● REQUIREMENT:
Return the listing below exactly, with the pictures dropped.

[start]

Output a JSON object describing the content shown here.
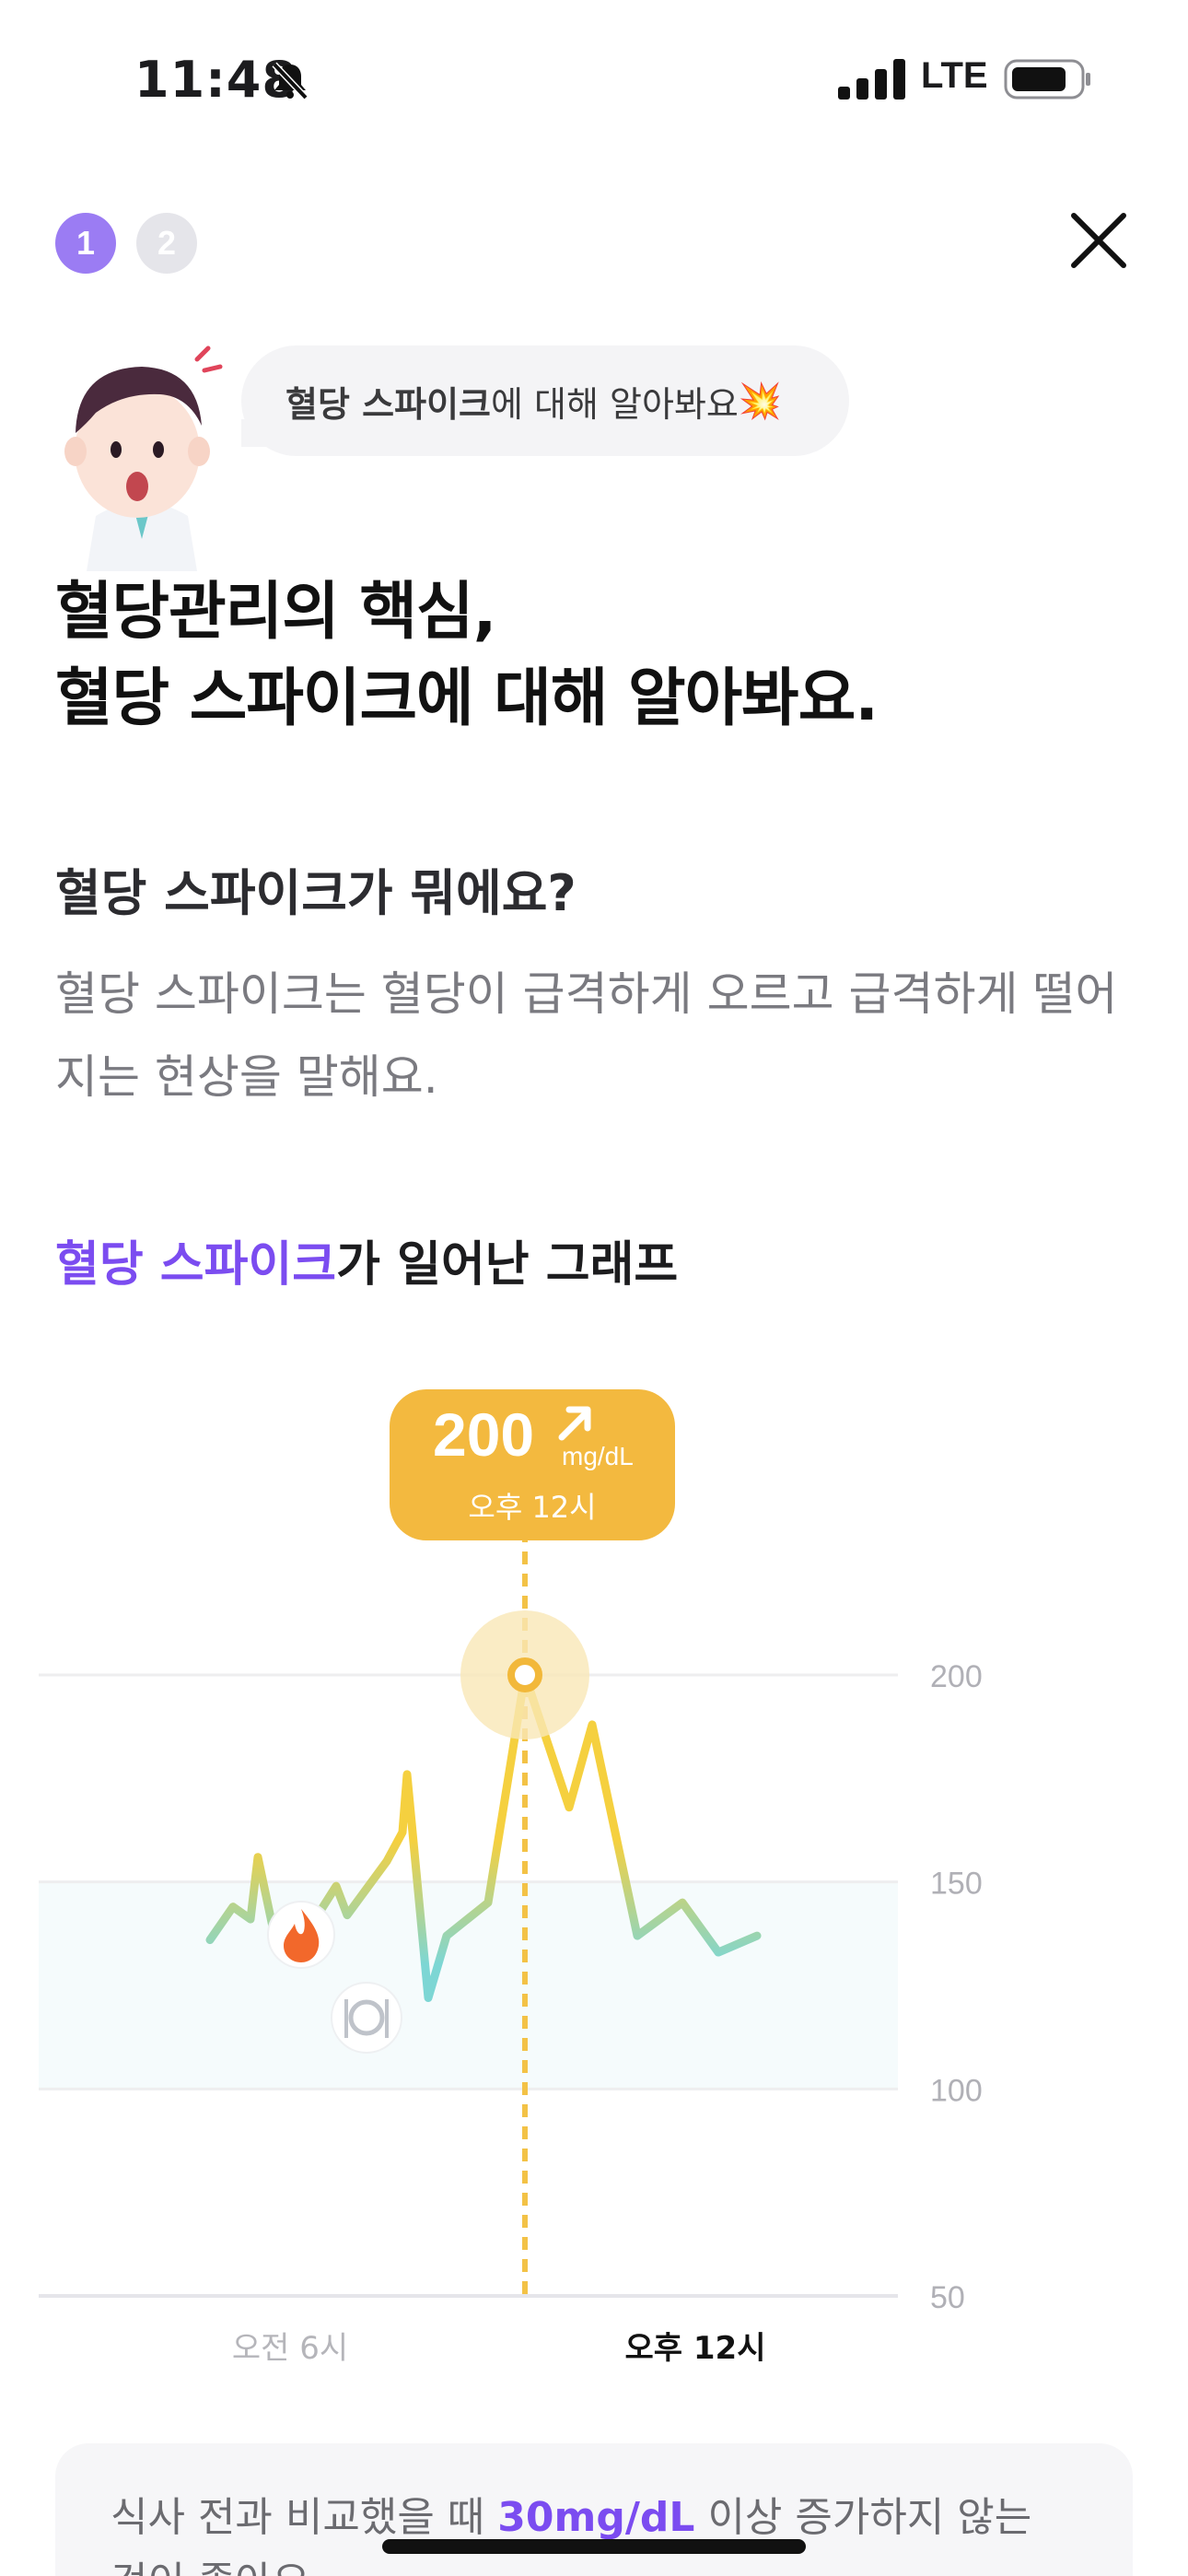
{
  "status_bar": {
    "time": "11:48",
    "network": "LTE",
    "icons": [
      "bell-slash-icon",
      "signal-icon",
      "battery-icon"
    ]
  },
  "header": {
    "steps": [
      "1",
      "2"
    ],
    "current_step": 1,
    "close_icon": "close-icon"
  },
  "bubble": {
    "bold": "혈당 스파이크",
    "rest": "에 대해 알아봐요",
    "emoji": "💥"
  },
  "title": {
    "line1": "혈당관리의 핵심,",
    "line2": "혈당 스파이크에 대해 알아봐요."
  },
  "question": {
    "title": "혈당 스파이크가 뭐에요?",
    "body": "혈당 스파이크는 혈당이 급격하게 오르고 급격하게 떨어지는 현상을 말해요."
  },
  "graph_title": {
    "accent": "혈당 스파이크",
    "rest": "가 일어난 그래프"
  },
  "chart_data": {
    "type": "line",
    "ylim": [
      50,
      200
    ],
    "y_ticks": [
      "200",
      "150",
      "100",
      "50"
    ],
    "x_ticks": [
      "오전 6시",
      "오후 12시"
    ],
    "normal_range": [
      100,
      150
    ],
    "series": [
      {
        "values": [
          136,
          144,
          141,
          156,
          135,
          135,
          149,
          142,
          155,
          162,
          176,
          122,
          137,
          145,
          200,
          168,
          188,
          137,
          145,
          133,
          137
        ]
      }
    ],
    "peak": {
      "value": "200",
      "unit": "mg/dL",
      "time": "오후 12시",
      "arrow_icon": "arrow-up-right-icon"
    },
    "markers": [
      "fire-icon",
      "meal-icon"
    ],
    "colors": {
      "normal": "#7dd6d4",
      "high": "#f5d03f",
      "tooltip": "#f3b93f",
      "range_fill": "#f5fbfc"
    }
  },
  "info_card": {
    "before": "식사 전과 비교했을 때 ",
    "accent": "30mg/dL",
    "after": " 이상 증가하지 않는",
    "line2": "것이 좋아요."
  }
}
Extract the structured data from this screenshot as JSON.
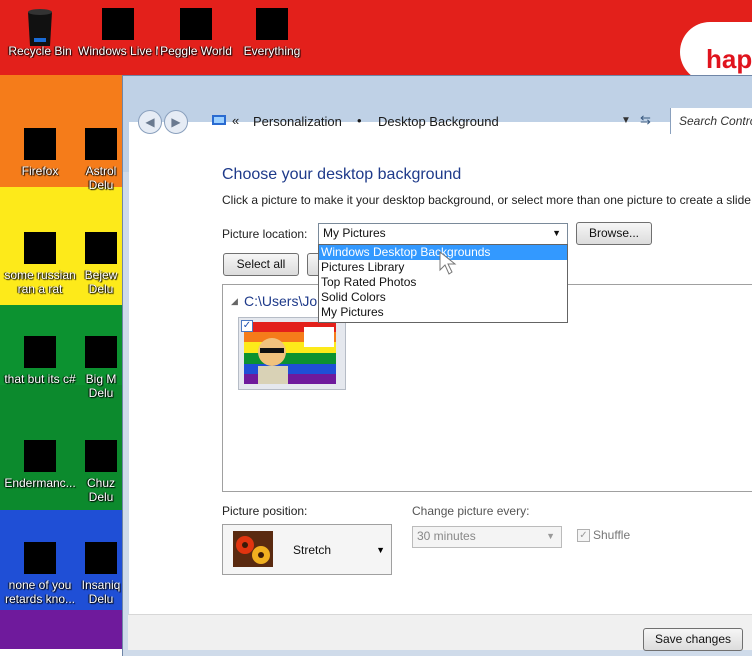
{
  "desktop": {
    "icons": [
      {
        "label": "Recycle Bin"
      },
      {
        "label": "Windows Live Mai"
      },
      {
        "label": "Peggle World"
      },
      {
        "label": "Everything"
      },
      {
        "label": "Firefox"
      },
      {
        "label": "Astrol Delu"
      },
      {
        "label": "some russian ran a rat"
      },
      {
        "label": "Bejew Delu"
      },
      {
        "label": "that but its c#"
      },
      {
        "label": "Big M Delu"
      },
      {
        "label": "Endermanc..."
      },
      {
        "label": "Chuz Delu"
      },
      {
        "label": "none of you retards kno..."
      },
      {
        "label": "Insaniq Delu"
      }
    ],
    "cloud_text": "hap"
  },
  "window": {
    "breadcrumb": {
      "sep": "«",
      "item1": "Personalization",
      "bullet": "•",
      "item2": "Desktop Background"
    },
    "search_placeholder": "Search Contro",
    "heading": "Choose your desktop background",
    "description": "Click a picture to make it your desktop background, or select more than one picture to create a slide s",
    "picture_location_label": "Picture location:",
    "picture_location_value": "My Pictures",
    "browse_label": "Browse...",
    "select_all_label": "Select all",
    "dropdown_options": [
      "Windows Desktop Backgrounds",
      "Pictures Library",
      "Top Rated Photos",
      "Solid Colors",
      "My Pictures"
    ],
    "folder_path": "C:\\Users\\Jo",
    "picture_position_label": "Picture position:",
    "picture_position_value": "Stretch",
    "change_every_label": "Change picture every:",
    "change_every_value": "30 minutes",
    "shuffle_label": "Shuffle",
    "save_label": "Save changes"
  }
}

[end]

● SOLUTION TO THIS PROBLEM:
Output a JSON object describing the content shown here.
{
  "status_bar": {
    "time": "11:48",
    "network": "LTE",
    "icons": [
      "bell-slash-icon",
      "signal-icon",
      "battery-icon"
    ]
  },
  "header": {
    "steps": [
      "1",
      "2"
    ],
    "current_step": 1,
    "close_icon": "close-icon"
  },
  "bubble": {
    "bold": "혈당 스파이크",
    "rest": "에 대해 알아봐요",
    "emoji": "💥"
  },
  "title": {
    "line1": "혈당관리의 핵심,",
    "line2": "혈당 스파이크에 대해 알아봐요."
  },
  "question": {
    "title": "혈당 스파이크가 뭐에요?",
    "body": "혈당 스파이크는 혈당이 급격하게 오르고 급격하게 떨어지는 현상을 말해요."
  },
  "graph_title": {
    "accent": "혈당 스파이크",
    "rest": "가 일어난 그래프"
  },
  "chart_data": {
    "type": "line",
    "ylim": [
      50,
      200
    ],
    "y_ticks": [
      "200",
      "150",
      "100",
      "50"
    ],
    "x_ticks": [
      "오전 6시",
      "오후 12시"
    ],
    "normal_range": [
      100,
      150
    ],
    "series": [
      {
        "values": [
          136,
          144,
          141,
          156,
          135,
          135,
          149,
          142,
          155,
          162,
          176,
          122,
          137,
          145,
          200,
          168,
          188,
          137,
          145,
          133,
          137
        ]
      }
    ],
    "peak": {
      "value": "200",
      "unit": "mg/dL",
      "time": "오후 12시",
      "arrow_icon": "arrow-up-right-icon"
    },
    "markers": [
      "fire-icon",
      "meal-icon"
    ],
    "colors": {
      "normal": "#7dd6d4",
      "high": "#f5d03f",
      "tooltip": "#f3b93f",
      "range_fill": "#f5fbfc"
    }
  },
  "info_card": {
    "before": "식사 전과 비교했을 때 ",
    "accent": "30mg/dL",
    "after": " 이상 증가하지 않는",
    "line2": "것이 좋아요."
  }
}
Extract the structured data from this screenshot as JSON.
{
  "desktop": {
    "icons": [
      {
        "label": "Recycle Bin"
      },
      {
        "label": "Windows Live Mai"
      },
      {
        "label": "Peggle World"
      },
      {
        "label": "Everything"
      },
      {
        "label": "Firefox"
      },
      {
        "label": "Astrol Delu"
      },
      {
        "label": "some russian ran a rat"
      },
      {
        "label": "Bejew Delu"
      },
      {
        "label": "that but its c#"
      },
      {
        "label": "Big M Delu"
      },
      {
        "label": "Endermanc..."
      },
      {
        "label": "Chuz Delu"
      },
      {
        "label": "none of you retards kno..."
      },
      {
        "label": "Insaniq Delu"
      }
    ],
    "cloud_text": "hap"
  },
  "window": {
    "breadcrumb": {
      "sep": "«",
      "item1": "Personalization",
      "bullet": "•",
      "item2": "Desktop Background"
    },
    "search_placeholder": "Search Contro",
    "heading": "Choose your desktop background",
    "description": "Click a picture to make it your desktop background, or select more than one picture to create a slide s",
    "picture_location_label": "Picture location:",
    "picture_location_value": "My Pictures",
    "browse_label": "Browse...",
    "select_all_label": "Select all",
    "dropdown_options": [
      "Windows Desktop Backgrounds",
      "Pictures Library",
      "Top Rated Photos",
      "Solid Colors",
      "My Pictures"
    ],
    "folder_path": "C:\\Users\\Jo",
    "picture_position_label": "Picture position:",
    "picture_position_value": "Stretch",
    "change_every_label": "Change picture every:",
    "change_every_value": "30 minutes",
    "shuffle_label": "Shuffle",
    "save_label": "Save changes"
  }
}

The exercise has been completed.